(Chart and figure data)
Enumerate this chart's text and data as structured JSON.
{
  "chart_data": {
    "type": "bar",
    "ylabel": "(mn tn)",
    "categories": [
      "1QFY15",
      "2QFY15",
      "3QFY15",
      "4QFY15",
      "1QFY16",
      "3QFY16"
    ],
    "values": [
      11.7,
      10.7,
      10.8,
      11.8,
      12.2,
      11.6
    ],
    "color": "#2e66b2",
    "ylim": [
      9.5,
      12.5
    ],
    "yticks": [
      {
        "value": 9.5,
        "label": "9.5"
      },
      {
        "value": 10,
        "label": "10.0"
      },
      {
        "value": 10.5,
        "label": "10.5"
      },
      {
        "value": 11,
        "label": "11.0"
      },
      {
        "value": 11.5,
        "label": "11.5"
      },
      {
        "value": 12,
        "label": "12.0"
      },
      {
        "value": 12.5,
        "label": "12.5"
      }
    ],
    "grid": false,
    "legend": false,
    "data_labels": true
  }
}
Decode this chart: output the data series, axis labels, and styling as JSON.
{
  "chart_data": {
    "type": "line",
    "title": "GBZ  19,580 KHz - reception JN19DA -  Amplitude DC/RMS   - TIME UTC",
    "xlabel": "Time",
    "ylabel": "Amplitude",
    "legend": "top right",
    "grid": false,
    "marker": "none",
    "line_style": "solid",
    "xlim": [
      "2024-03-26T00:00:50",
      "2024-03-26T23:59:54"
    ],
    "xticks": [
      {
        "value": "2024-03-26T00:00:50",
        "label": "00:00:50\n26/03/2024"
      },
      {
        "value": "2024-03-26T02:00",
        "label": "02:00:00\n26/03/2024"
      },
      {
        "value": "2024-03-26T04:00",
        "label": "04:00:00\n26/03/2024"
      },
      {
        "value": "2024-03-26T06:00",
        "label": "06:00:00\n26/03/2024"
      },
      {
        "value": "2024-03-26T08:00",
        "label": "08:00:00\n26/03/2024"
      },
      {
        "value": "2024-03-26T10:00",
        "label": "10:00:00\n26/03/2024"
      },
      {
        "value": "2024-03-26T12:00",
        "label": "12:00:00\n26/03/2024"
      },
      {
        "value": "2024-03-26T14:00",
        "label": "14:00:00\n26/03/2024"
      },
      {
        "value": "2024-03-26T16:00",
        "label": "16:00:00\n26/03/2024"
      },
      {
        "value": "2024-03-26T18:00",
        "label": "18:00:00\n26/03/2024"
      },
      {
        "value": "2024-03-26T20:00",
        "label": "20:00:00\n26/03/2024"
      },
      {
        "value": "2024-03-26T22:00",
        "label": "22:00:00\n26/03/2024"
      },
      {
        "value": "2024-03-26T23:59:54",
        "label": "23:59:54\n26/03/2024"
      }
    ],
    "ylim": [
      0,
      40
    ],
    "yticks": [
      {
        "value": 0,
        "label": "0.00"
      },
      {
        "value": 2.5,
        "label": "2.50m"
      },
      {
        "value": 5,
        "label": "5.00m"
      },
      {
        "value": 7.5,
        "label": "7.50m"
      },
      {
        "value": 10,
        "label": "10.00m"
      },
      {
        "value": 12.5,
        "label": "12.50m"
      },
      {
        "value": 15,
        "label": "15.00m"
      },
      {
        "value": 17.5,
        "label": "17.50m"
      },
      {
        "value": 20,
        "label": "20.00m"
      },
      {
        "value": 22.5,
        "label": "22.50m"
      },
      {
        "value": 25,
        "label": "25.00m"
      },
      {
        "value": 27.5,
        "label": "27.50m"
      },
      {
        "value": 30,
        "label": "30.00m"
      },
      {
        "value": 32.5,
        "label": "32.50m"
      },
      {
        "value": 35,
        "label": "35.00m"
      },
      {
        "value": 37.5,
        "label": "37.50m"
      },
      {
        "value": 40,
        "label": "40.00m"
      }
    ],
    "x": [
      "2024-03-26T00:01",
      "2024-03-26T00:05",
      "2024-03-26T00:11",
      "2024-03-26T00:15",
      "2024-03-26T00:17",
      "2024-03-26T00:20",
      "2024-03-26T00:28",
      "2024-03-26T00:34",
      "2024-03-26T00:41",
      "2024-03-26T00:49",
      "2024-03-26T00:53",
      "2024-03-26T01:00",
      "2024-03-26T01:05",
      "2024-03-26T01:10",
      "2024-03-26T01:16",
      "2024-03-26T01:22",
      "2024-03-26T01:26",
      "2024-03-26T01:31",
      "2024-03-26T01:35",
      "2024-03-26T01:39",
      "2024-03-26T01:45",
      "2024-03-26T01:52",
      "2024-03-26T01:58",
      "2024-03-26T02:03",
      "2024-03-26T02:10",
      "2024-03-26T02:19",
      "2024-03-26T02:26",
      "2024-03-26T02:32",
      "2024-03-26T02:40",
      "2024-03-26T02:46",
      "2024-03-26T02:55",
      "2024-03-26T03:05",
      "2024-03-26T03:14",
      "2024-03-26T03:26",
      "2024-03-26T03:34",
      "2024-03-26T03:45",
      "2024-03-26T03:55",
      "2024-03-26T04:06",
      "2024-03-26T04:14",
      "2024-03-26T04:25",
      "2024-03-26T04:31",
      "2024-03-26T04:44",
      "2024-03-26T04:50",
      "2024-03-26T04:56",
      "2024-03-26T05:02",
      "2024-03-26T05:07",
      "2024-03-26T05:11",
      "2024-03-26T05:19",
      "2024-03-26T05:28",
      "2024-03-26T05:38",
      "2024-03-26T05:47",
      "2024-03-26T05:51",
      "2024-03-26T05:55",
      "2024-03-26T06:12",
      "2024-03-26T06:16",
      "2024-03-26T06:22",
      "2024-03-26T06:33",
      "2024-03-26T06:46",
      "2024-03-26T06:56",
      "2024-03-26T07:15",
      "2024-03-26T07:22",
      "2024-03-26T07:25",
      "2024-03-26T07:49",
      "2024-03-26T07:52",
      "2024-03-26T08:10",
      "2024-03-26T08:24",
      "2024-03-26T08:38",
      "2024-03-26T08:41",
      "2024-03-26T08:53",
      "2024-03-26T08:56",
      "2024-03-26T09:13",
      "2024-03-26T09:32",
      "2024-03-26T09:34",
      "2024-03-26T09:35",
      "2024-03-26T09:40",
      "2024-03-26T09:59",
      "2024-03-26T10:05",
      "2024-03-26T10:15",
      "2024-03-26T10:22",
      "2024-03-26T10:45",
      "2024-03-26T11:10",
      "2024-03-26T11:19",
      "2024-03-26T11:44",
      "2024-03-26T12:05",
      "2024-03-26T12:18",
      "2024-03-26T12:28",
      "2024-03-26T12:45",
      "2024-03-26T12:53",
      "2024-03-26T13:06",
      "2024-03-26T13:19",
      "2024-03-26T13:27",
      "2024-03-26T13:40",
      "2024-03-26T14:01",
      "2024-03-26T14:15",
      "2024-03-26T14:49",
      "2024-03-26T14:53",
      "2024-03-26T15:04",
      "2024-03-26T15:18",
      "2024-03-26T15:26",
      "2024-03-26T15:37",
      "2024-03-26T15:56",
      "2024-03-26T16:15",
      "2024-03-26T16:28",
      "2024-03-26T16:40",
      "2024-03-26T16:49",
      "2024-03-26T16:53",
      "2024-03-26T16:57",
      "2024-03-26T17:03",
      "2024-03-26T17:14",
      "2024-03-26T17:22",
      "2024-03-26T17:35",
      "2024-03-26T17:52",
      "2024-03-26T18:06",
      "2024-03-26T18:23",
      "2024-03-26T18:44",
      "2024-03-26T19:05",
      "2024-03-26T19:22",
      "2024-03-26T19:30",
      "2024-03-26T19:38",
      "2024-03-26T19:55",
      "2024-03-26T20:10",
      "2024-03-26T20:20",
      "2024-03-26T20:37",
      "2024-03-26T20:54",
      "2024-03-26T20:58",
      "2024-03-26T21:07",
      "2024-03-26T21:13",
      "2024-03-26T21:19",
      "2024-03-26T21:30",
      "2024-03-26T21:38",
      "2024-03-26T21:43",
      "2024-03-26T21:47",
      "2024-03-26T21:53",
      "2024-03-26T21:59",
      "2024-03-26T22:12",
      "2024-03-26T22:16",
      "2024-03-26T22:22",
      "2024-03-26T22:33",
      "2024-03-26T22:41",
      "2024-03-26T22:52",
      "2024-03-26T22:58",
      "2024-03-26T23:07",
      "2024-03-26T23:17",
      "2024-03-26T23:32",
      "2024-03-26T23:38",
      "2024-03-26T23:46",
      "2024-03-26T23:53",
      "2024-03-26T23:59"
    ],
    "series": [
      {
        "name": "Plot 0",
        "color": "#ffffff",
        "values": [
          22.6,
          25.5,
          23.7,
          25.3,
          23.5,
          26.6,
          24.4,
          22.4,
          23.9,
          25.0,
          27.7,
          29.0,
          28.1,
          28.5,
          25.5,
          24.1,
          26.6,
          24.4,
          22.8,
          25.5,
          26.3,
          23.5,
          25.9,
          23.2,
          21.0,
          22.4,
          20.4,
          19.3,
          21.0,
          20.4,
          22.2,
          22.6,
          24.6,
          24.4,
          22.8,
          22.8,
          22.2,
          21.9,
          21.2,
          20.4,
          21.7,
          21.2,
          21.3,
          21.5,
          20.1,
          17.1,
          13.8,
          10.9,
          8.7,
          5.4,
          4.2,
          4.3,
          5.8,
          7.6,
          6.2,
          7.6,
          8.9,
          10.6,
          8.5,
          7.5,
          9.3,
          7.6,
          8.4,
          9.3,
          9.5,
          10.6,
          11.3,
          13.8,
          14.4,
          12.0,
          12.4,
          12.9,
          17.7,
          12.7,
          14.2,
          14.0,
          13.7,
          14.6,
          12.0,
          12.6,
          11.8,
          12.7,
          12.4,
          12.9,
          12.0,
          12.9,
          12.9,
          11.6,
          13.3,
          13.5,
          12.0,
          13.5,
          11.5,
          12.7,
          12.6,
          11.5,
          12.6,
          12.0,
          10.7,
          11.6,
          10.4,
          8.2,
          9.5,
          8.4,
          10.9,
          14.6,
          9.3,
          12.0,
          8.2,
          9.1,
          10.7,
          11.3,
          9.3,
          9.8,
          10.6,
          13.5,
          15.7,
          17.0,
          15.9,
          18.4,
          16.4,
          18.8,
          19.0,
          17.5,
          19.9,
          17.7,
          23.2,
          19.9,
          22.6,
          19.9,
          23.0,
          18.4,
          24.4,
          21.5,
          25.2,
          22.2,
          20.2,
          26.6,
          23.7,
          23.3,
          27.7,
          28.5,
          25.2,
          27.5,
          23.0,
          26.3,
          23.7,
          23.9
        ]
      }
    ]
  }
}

WHAT TO PRODUCE: Of the lines above, copy each that contains "JSON".

OUTPUT BELOW:
Enumerate this chart's text and data as structured JSON.
Decode this chart: output the data series, axis labels, and styling as JSON.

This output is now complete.